● Given records
— Start —
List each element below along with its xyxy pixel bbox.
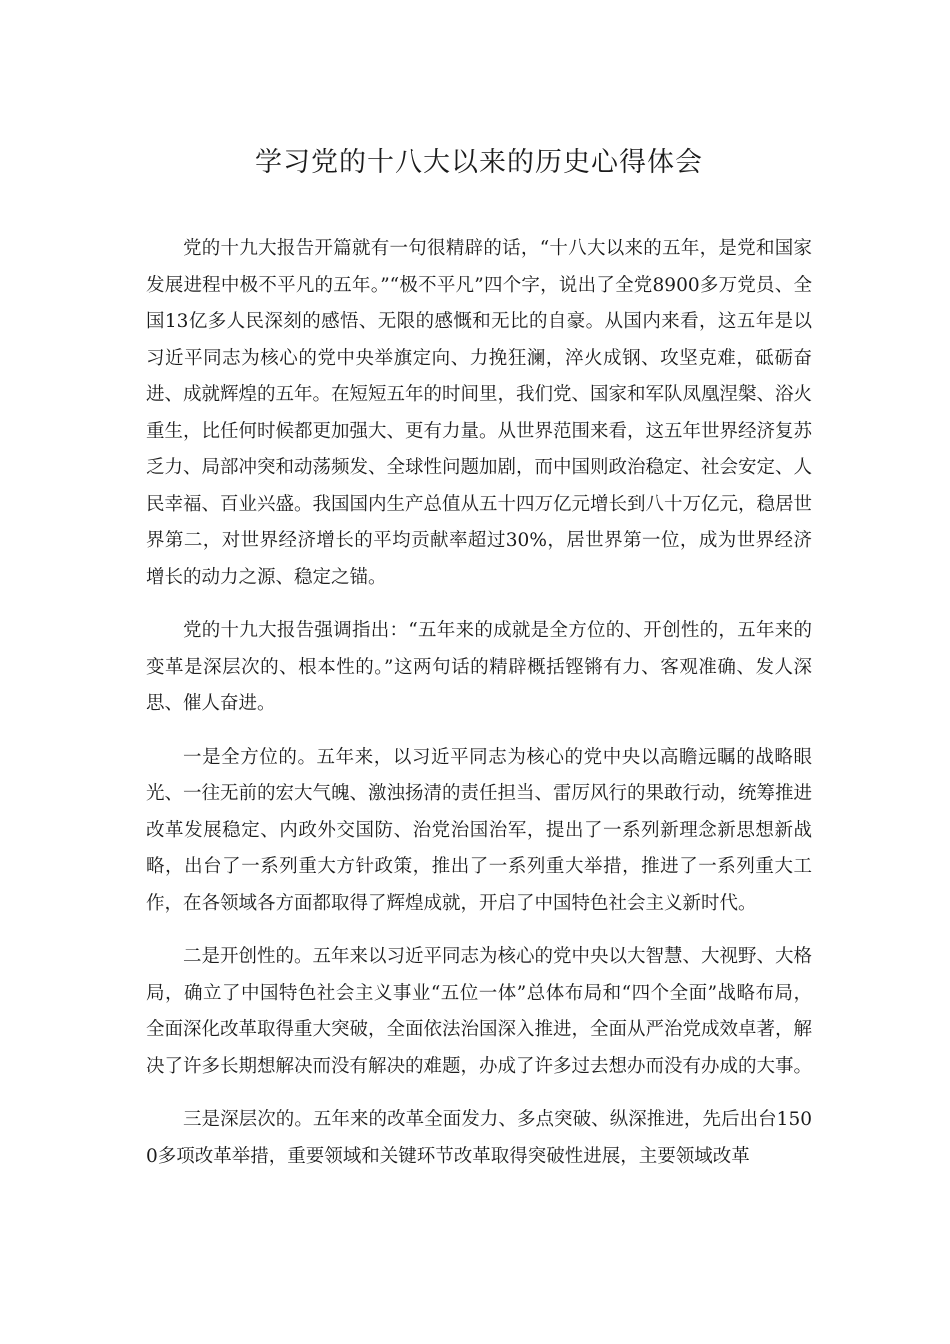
paragraph-1: 党的十九大报告开篇就有一句很精辟的话，“十八大以来的五年，是党和国家发展进程中极不平凡的五年。”“极不平凡”四个字，说出了全党8900多万党员、全国13亿多人民深刻的感悟、无限的感慨和无比的自豪。从国内来看，这五年是以习近平同志为核心的党中央举旗定向、力挽狂澜，淬火成钢、攻坚克难，砥砺奋进、成就辉煌的五年。在短短五年的时间里，我们党、国家和军队凤凰涅槃、浴火重生，比任何时候都更加强大、更有力量。从世界范围来看，这五年世界经济复苏乏力、局部冲突和动荡频发、全球性问题加剧，而中国则政治稳定、社会安定、人民幸福、百业兴盛。我国国内生产总值从五十四万亿元增长到八十万亿元，稳居世界第二，对世界经济增长的平均贡献率超过30%，居世界第一位，成为世界经济增长的动力之源、稳定之锚。: [146, 238, 813, 588]
paragraph-2: 党的十九大报告强调指出：“五年来的成就是全方位的、开创性的，五年来的变革是深层次的、根本性的。”这两句话的精辟概括铿锵有力、客观准确、发人深思、催人奋进。: [146, 620, 812, 714]
document-body: [146, 231, 812, 1192]
paragraph-5: 三是深层次的。五年来的改革全面发力、多点突破、纵深推进，先后出台1500多项改革举措，重要领域和关键环节改革取得突破性进展，主要领域改革: [146, 1109, 812, 1167]
document-title: 学习党的十八大以来的历史心得体会: [255, 147, 703, 178]
paragraph-4: 二是开创性的。五年来以习近平同志为核心的党中央以大智慧、大视野、大格局，确立了中国特色社会主义事业“五位一体”总体布局和“四个全面”战略布局，全面深化改革取得重大突破，全面依法治国深入推进，全面从严治党成效卓著，解决了许多长期想解决而没有解决的难题，办成了许多过去想办而没有办成的大事。: [146, 946, 813, 1077]
paragraph-3: 一是全方位的。五年来，以习近平同志为核心的党中央以高瞻远瞩的战略眼光、一往无前的宏大气魄、激浊扬清的责任担当、雷厉风行的果敢行动，统筹推进改革发展稳定、内政外交国防、治党治国治军，提出了一系列新理念新思想新战略，出台了一系列重大方针政策，推出了一系列重大举措，推进了一系列重大工作，在各领域各方面都取得了辉煌成就，开启了中国特色社会主义新时代。: [146, 746, 813, 914]
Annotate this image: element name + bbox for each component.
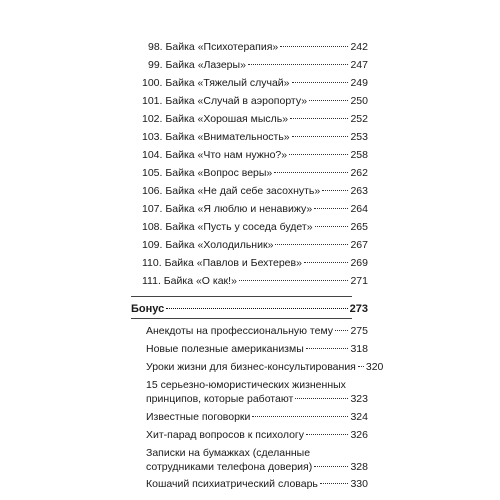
toc-entry-title: 107. Байка «Я люблю и ненавижу» — [142, 203, 313, 215]
toc-entry-page: 249 — [350, 77, 368, 89]
toc-entry[interactable] — [142, 184, 368, 198]
toc-entry-page: 318 — [350, 343, 368, 355]
dot-leader — [309, 100, 348, 101]
toc-entry-title: 106. Байка «Не дай себе засохнуть» — [142, 185, 321, 197]
toc-entry-title: 108. Байка «Пусть у соседа будет» — [142, 221, 313, 233]
toc-entry-title: Хит-парад вопросов к психологу — [146, 429, 305, 441]
toc-entry[interactable] — [142, 130, 368, 144]
toc-entry-title: 110. Байка «Павлов и Бехтерев» — [142, 257, 302, 269]
toc-entry[interactable] — [142, 256, 368, 270]
toc-entry-title: 100. Байка «Тяжелый случай» — [142, 77, 290, 89]
dot-leader — [295, 398, 348, 399]
toc-entry-page: 269 — [350, 257, 368, 269]
toc-entry-title: Уроки жизни для бизнес-консультирования — [146, 361, 356, 373]
toc-entry-page: 328 — [350, 461, 368, 473]
toc-entry[interactable] — [142, 238, 368, 252]
toc-entry-title-line1: Записки на бумажках (сделанные — [146, 447, 311, 459]
toc-entry[interactable] — [146, 392, 368, 406]
toc-entry[interactable] — [142, 76, 368, 90]
toc-entry[interactable] — [142, 148, 368, 162]
toc-entry-page: 263 — [350, 185, 368, 197]
toc-entry-title: 99. Байка «Лазеры» — [148, 59, 246, 71]
toc-entry[interactable] — [146, 410, 368, 424]
toc-entry[interactable] — [146, 477, 368, 491]
toc-entry[interactable] — [148, 40, 368, 54]
dot-leader — [335, 330, 348, 331]
dot-leader — [306, 348, 349, 349]
dot-leader — [252, 416, 348, 417]
dot-leader — [314, 208, 348, 209]
toc-entry-page: 323 — [350, 393, 368, 405]
toc-entry-page: 271 — [350, 275, 368, 287]
toc-entry-page: 324 — [350, 411, 368, 423]
toc-entry-title: 104. Байка «Что нам нужно?» — [142, 149, 288, 161]
toc-entry-page: 252 — [350, 113, 368, 125]
toc-entry[interactable] — [142, 274, 368, 288]
toc-entry[interactable] — [146, 428, 368, 442]
toc-entry[interactable] — [142, 94, 368, 108]
section-rule — [131, 318, 352, 319]
toc-entry-page: 250 — [350, 95, 368, 107]
dot-leader — [292, 82, 349, 83]
toc-entry[interactable] — [146, 342, 368, 356]
toc-entry-page: 264 — [350, 203, 368, 215]
toc-entry-page: 247 — [350, 59, 368, 71]
toc-entry-page: 258 — [350, 149, 368, 161]
toc-entry-title: 109. Байка «Холодильник» — [142, 239, 274, 251]
dot-leader — [358, 366, 364, 367]
toc-entry-title: 111. Байка «О как!» — [142, 275, 237, 287]
toc-entry-title: 103. Байка «Внимательность» — [142, 131, 290, 143]
toc-entry[interactable] — [146, 360, 384, 374]
toc-entry[interactable] — [146, 460, 368, 474]
toc-entry[interactable] — [142, 220, 368, 234]
dot-leader — [304, 262, 349, 263]
toc-entry[interactable] — [146, 324, 368, 338]
toc-entry-page: 330 — [350, 478, 368, 490]
dot-leader — [320, 483, 349, 484]
toc-entry-title: принципов, которые работают — [146, 393, 294, 405]
toc-entry-title-line1: 15 серьезно-юмористических жизненных — [146, 379, 346, 391]
toc-section-bonus[interactable] — [131, 302, 368, 316]
toc-entry[interactable] — [142, 166, 368, 180]
dot-leader — [166, 308, 347, 309]
toc-entry-title: Анекдоты на профессиональную тему — [146, 325, 334, 337]
dot-leader — [290, 118, 348, 119]
section-rule — [131, 296, 352, 297]
dot-leader — [274, 172, 348, 173]
dot-leader — [322, 190, 348, 191]
dot-leader — [315, 226, 349, 227]
toc-entry-title: 98. Байка «Психотерапия» — [148, 41, 279, 53]
toc-entry-title: Известные поговорки — [146, 411, 251, 423]
toc-section-page: 273 — [349, 303, 368, 315]
dot-leader — [314, 466, 348, 467]
toc-entry-title: 102. Байка «Хорошая мысль» — [142, 113, 289, 125]
toc-section-title: Бонус — [131, 303, 165, 315]
toc-entry-title: 105. Байка «Вопрос веры» — [142, 167, 273, 179]
toc-entry-title: Новые полезные американизмы — [146, 343, 304, 355]
toc-entry-page: 267 — [350, 239, 368, 251]
toc-entry-page: 320 — [365, 361, 384, 373]
dot-leader — [292, 136, 349, 137]
toc-entry-page: 262 — [350, 167, 368, 179]
toc-entry-page: 242 — [350, 41, 368, 53]
dot-leader — [280, 46, 348, 47]
toc-entry[interactable] — [142, 202, 368, 216]
toc-entry-page: 253 — [350, 131, 368, 143]
toc-entry-title: Кошачий психиатрический словарь — [146, 478, 318, 490]
dot-leader — [248, 64, 349, 65]
toc-entry-page: 326 — [350, 429, 368, 441]
toc-entry-page: 265 — [350, 221, 368, 233]
toc-entry-page: 275 — [350, 325, 368, 337]
dot-leader — [275, 244, 348, 245]
toc-entry-title: 101. Байка «Случай в аэропорту» — [142, 95, 308, 107]
toc-entry[interactable] — [148, 58, 368, 72]
toc-entry-title: сотрудниками телефона доверия) — [146, 461, 313, 473]
toc-entry[interactable] — [142, 112, 368, 126]
dot-leader — [289, 154, 348, 155]
dot-leader — [239, 280, 349, 281]
dot-leader — [306, 434, 348, 435]
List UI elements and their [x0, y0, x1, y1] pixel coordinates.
— End —
● What the task asks
In the records above, render the lines starting at the one containing "toc-entry-title: 107. Байка" and ending at the one containing "toc-entry-title-line1: Записки на" as a numbered list, leaving out any blank lines.

● Solution to this exercise
1. toc-entry-title: 107. Байка «Я люблю и ненавижу» — [142, 203, 313, 215]
2. toc-entry-page: 249 — [350, 77, 368, 89]
3. toc-entry[interactable] — [142, 184, 368, 198]
4. toc-entry-page: 318 — [350, 343, 368, 355]
5. dot-leader — [309, 100, 348, 101]
6. toc-entry-title: 106. Байка «Не дай себе засохнуть» — [142, 185, 321, 197]
7. toc-entry-title: 108. Байка «Пусть у соседа будет» — [142, 221, 313, 233]
8. toc-entry-title: Хит-парад вопросов к психологу — [146, 429, 305, 441]
9. toc-entry[interactable] — [142, 130, 368, 144]
10. toc-entry-title: 110. Байка «Павлов и Бехтерев» — [142, 257, 302, 269]
11. toc-entry[interactable] — [142, 256, 368, 270]
12. toc-entry-title: 100. Байка «Тяжелый случай» — [142, 77, 290, 89]
13. dot-leader — [295, 398, 348, 399]
14. toc-entry-page: 269 — [350, 257, 368, 269]
15. toc-entry-title: Уроки жизни для бизнес-консультирования — [146, 361, 356, 373]
16. toc-entry-page: 328 — [350, 461, 368, 473]
17. toc-entry[interactable] — [142, 238, 368, 252]
18. toc-entry-title-line1: Записки на бумажках (сделанные — [146, 447, 311, 459]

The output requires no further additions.